Exercise requirements: Find each line holding "JSON" and copy it out.

[start of Dataset extract]

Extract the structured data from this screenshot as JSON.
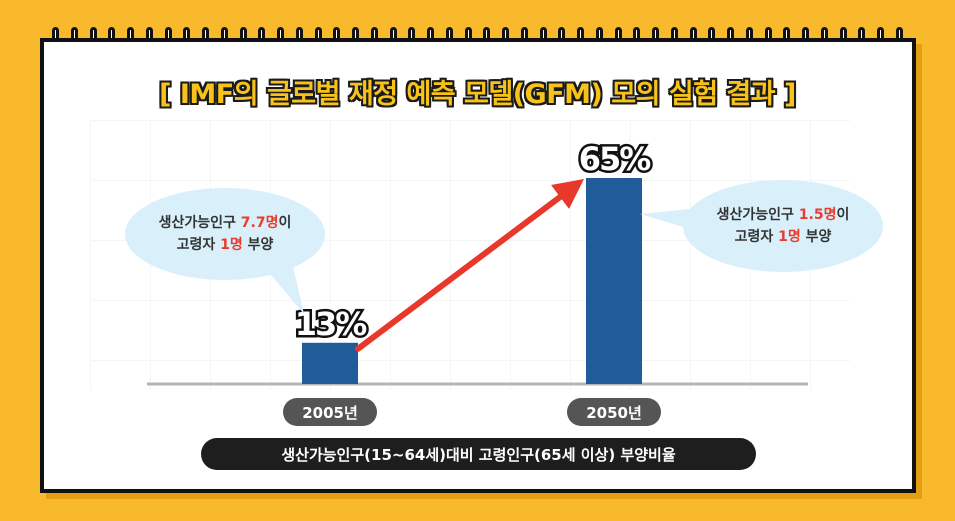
{
  "title": "[ IMF의 글로벌 재정 예측 모델(GFM) 모의 실험 결과 ]",
  "caption": "생산가능인구(15~64세)대비 고령인구(65세 이상) 부양비율",
  "bubbles": [
    {
      "line1_pre": "생산가능인구 ",
      "line1_red": "7.7명",
      "line1_post": "이",
      "line2_pre": "고령자 ",
      "line2_red": "1명",
      "line2_post": " 부양"
    },
    {
      "line1_pre": "생산가능인구 ",
      "line1_red": "1.5명",
      "line1_post": "이",
      "line2_pre": "고령자 ",
      "line2_red": "1명",
      "line2_post": " 부양"
    }
  ],
  "colors": {
    "bar": "#1f5c99",
    "arrow": "#e8382a",
    "background": "#f9b92c",
    "title_fill": "#f7c21a"
  },
  "chart_data": {
    "type": "bar",
    "categories": [
      "2005년",
      "2050년"
    ],
    "values": [
      13,
      65
    ],
    "data_labels": [
      "13%",
      "65%"
    ],
    "ylim": [
      0,
      65
    ],
    "grid": true,
    "annotation": "arrow from 2005년 bar to 2050년 bar"
  }
}
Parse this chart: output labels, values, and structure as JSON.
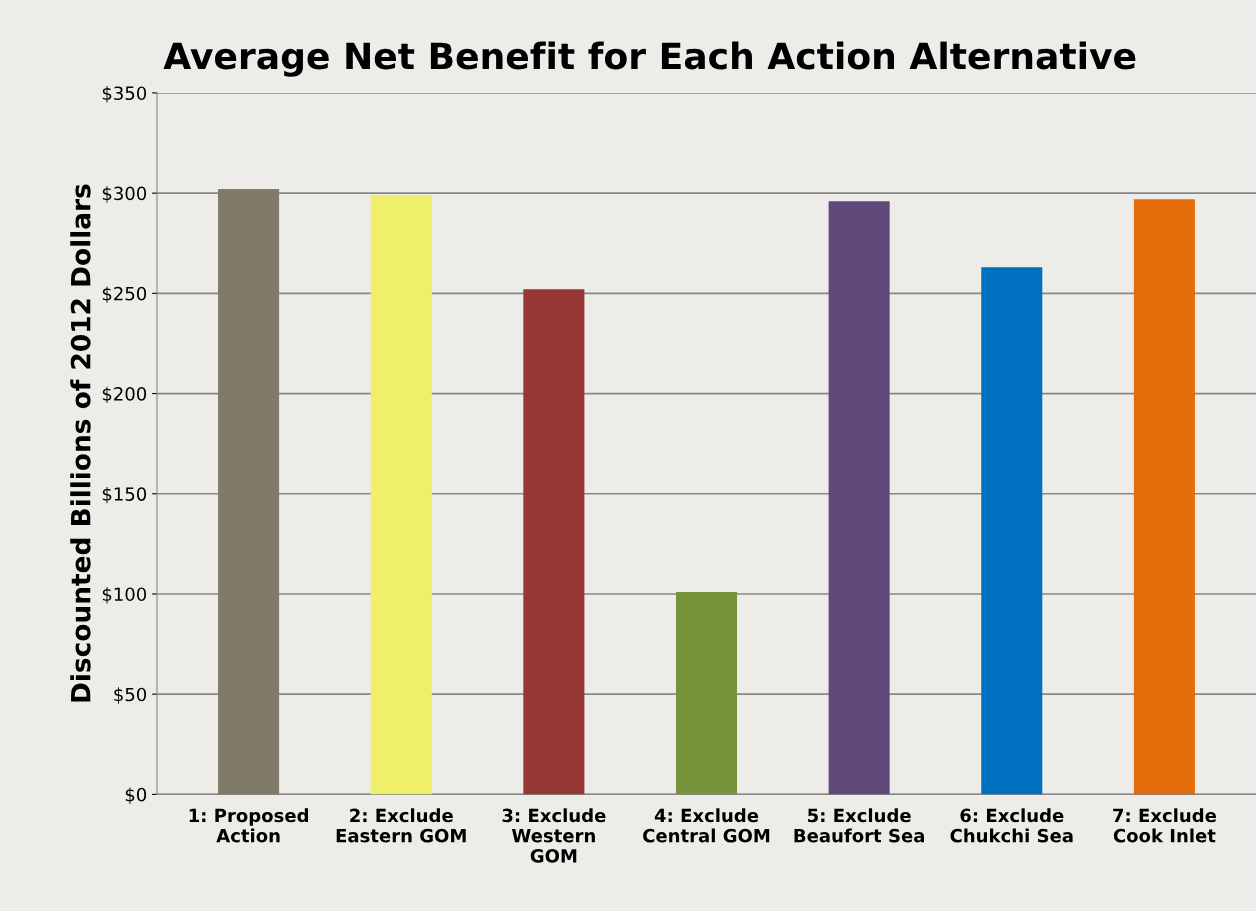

[end of Dataset extract]

Response below:
Extract the structured data from this screenshot as JSON.
Parse this chart: output labels, values, and structure as JSON.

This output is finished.